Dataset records
========================================================================

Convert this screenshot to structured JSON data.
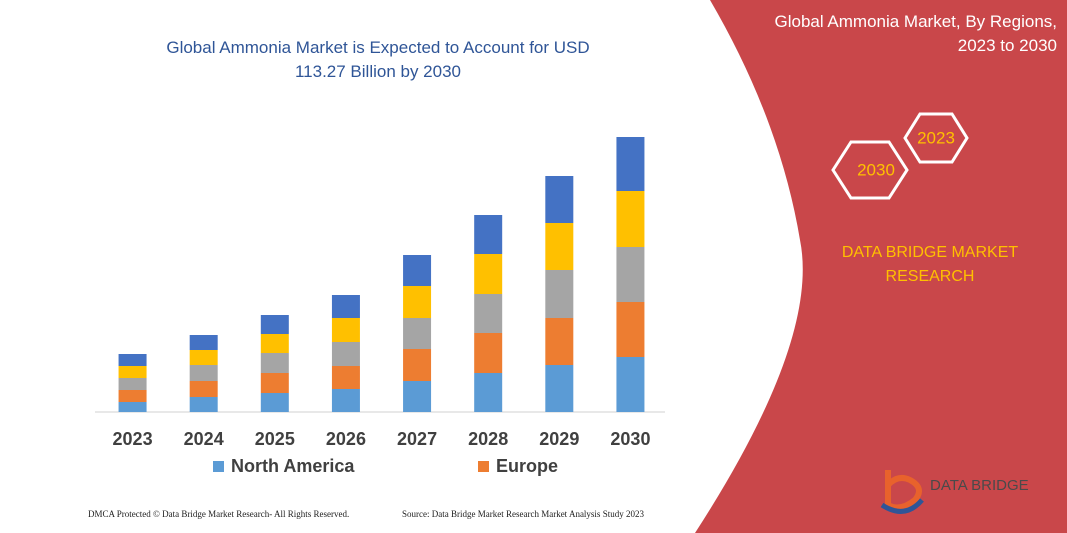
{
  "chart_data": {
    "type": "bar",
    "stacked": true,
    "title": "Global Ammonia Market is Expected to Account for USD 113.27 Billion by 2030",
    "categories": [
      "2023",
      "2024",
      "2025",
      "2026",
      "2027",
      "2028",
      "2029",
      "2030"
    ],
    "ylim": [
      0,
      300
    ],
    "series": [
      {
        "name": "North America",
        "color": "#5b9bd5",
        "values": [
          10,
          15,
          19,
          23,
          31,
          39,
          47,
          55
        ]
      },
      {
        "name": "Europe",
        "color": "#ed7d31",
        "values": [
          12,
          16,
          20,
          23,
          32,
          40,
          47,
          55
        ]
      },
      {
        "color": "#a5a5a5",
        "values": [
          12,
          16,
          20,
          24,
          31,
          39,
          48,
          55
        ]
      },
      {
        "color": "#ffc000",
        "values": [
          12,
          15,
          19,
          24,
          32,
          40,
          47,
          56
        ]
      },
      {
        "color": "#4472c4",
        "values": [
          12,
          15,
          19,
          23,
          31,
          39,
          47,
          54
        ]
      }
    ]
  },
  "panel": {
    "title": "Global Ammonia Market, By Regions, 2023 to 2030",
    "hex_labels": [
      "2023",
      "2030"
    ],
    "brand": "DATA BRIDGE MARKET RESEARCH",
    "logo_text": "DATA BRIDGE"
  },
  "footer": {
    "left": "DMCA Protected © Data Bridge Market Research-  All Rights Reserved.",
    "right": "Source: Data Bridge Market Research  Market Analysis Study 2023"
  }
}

========================================================================

WHAT THE TASK REQUIRES
Make an exact copy of the whole listing, but don't bring over any pictures.

SOLUTION BELOW
Convert this screenshot to structured JSON data.
{
  "chart_data": {
    "type": "bar",
    "stacked": true,
    "title": "Global Ammonia Market is Expected to Account for USD 113.27 Billion by 2030",
    "categories": [
      "2023",
      "2024",
      "2025",
      "2026",
      "2027",
      "2028",
      "2029",
      "2030"
    ],
    "ylim": [
      0,
      300
    ],
    "series": [
      {
        "name": "North America",
        "color": "#5b9bd5",
        "values": [
          10,
          15,
          19,
          23,
          31,
          39,
          47,
          55
        ]
      },
      {
        "name": "Europe",
        "color": "#ed7d31",
        "values": [
          12,
          16,
          20,
          23,
          32,
          40,
          47,
          55
        ]
      },
      {
        "color": "#a5a5a5",
        "values": [
          12,
          16,
          20,
          24,
          31,
          39,
          48,
          55
        ]
      },
      {
        "color": "#ffc000",
        "values": [
          12,
          15,
          19,
          24,
          32,
          40,
          47,
          56
        ]
      },
      {
        "color": "#4472c4",
        "values": [
          12,
          15,
          19,
          23,
          31,
          39,
          47,
          54
        ]
      }
    ]
  },
  "panel": {
    "title": "Global Ammonia Market, By Regions, 2023 to 2030",
    "hex_labels": [
      "2023",
      "2030"
    ],
    "brand": "DATA BRIDGE MARKET RESEARCH",
    "logo_text": "DATA BRIDGE"
  },
  "footer": {
    "left": "DMCA Protected © Data Bridge Market Research-  All Rights Reserved.",
    "right": "Source: Data Bridge Market Research  Market Analysis Study 2023"
  }
}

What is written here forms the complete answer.